• To do:
Identify the lines that contain the string "ΔosmC" and report only how many there are.

• Data entries:
━━━
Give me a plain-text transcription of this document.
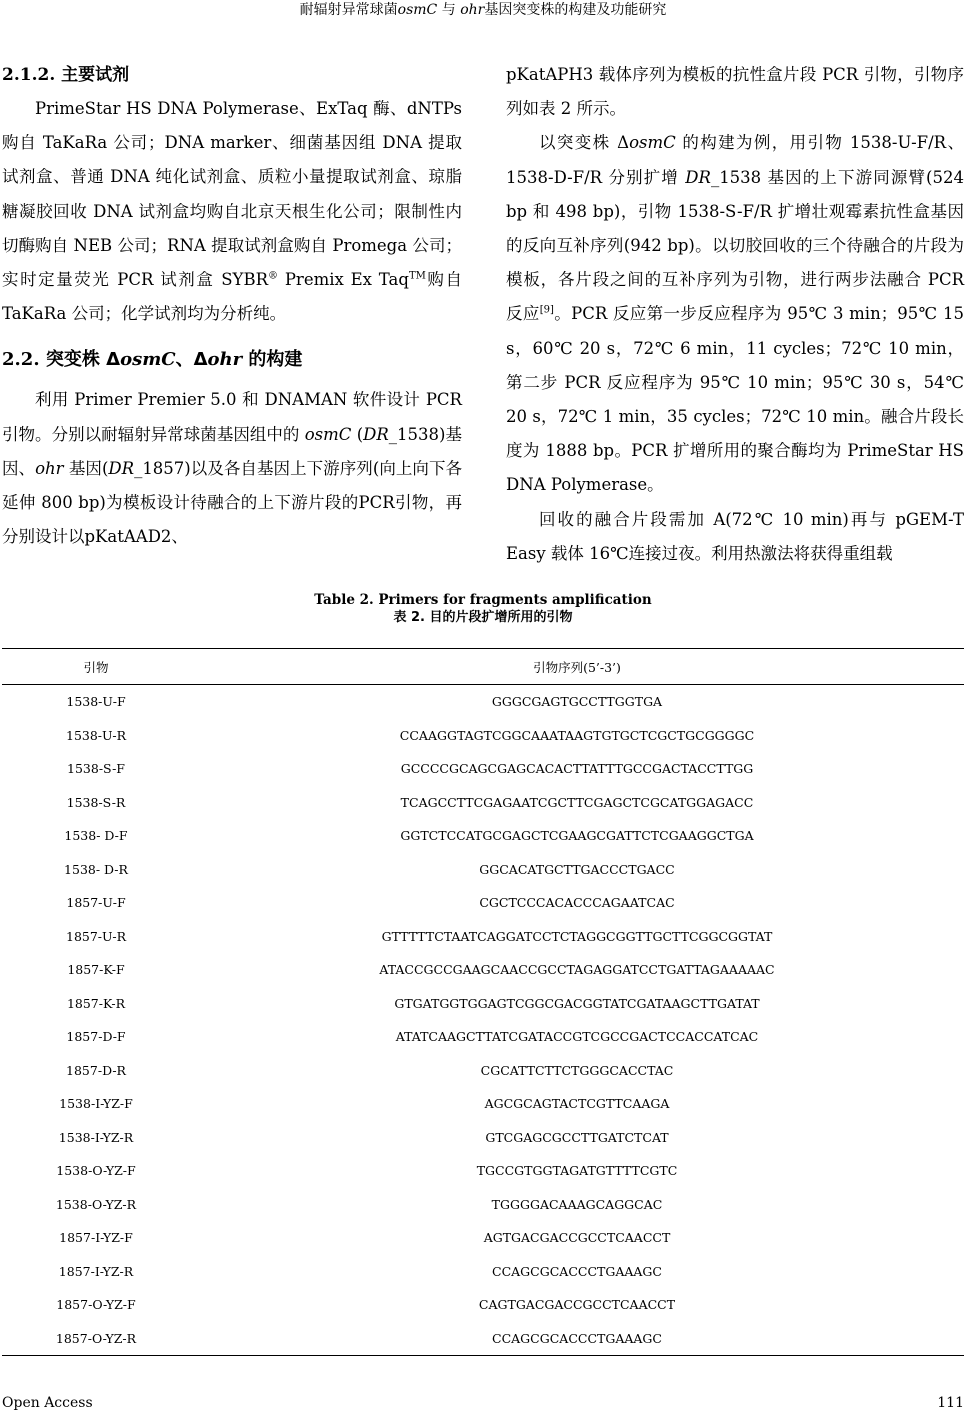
耐辐射异常球菌osmC 与 ohr基因突变株的构建及功能研究
2.1.2. 主要试剂

PrimeStar HS DNA Polymerase、ExTaq 酶、dNTPs 购自 TaKaRa 公司；DNA marker、细菌基因组 DNA 提取试剂盒、普通 DNA 纯化试剂盒、质粒小量提取试剂盒、琼脂糖凝胶回收 DNA 试剂盒均购自北京天根生化公司；限制性内切酶购自 NEB 公司；RNA 提取试剂盒购自 Promega 公司；实时定量荧光 PCR 试剂盒 SYBR® Premix Ex Taq™购自 TaKaRa 公司；化学试剂均为分析纯。

2.2. 突变株 ΔosmC、Δohr 的构建

利用 Primer Premier 5.0 和 DNAMAN 软件设计 PCR 引物。分别以耐辐射异常球菌基因组中的 osmC (DR_1538)基因、ohr 基因(DR_1857)以及各自基因上下游序列(向上向下各延伸 800 bp)为模板设计待融合的上下游片段的PCR引物，再分别设计以pKatAAD2、

pKatAPH3 载体序列为模板的抗性盒片段 PCR 引物，引物序列如表 2 所示。

以突变株 ΔosmC 的构建为例，用引物 1538-U-F/R、1538-D-F/R 分别扩增 DR_1538 基因的上下游同源臂(524 bp 和 498 bp)，引物 1538-S-F/R 扩增壮观霉素抗性盒基因的反向互补序列(942 bp)。以切胶回收的三个待融合的片段为模板，各片段之间的互补序列为引物，进行两步法融合 PCR 反应[9]。PCR 反应第一步反应程序为 95℃ 3 min；95℃ 15 s，60℃ 20 s，72℃ 6 min，11 cycles；72℃ 10 min，第二步 PCR 反应程序为 95℃ 10 min；95℃ 30 s，54℃ 20 s，72℃ 1 min，35 cycles；72℃ 10 min。融合片段长度为 1888 bp。PCR 扩增所用的聚合酶均为 PrimeStar HS DNA Polymerase。

回收的融合片段需加 A(72℃ 10 min)再与 pGEM-T Easy 载体 16℃连接过夜。利用热激法将获得重组载

Table 2. Primers for fragments amplification
表 2. 目的片段扩增所用的引物
引物	引物序列(5’-3’)
1538-U-F	GGGCGAGTGCCTTGGTGA
1538-U-R	CCAAGGTAGTCGGCAAATAAGTGTGCTCGCTGCGGGGC
1538-S-F	GCCCCGCAGCGAGCACACTTATTTGCCGACTACCTTGG
1538-S-R	TCAGCCTTCGAGAATCGCTTCGAGCTCGCATGGAGACC
1538- D-F	GGTCTCCATGCGAGCTCGAAGCGATTCTCGAAGGCTGA
1538- D-R	GGCACATGCTTGACCCTGACC
1857-U-F	CGCTCCCACACCCAGAATCAC
1857-U-R	GTTTTTCTAATCAGGATCCTCTAGGCGGTTGCTTCGGCGGTAT
1857-K-F	ATACCGCCGAAGCAACCGCCTAGAGGATCCTGATTAGAAAAAC
1857-K-R	GTGATGGTGGAGTCGGCGACGGTATCGATAAGCTTGATAT
1857-D-F	ATATCAAGCTTATCGATACCGTCGCCGACTCCACCATCAC
1857-D-R	CGCATTCTTCTGGGCACCTAC
1538-I-YZ-F	AGCGCAGTACTCGTTCAAGA
1538-I-YZ-R	GTCGAGCGCCTTGATCTCAT
1538-O-YZ-F	TGCCGTGGTAGATGTTTTCGTC
1538-O-YZ-R	TGGGGACAAAGCAGGCAC
1857-I-YZ-F	AGTGACGACCGCCTCAACCT
1857-I-YZ-R	CCAGCGCACCCTGAAAGC
1857-O-YZ-F	CAGTGACGACCGCCTCAACCT
1857-O-YZ-R	CCAGCGCACCCTGAAAGC
Open Access	111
━━━
• Task output:
2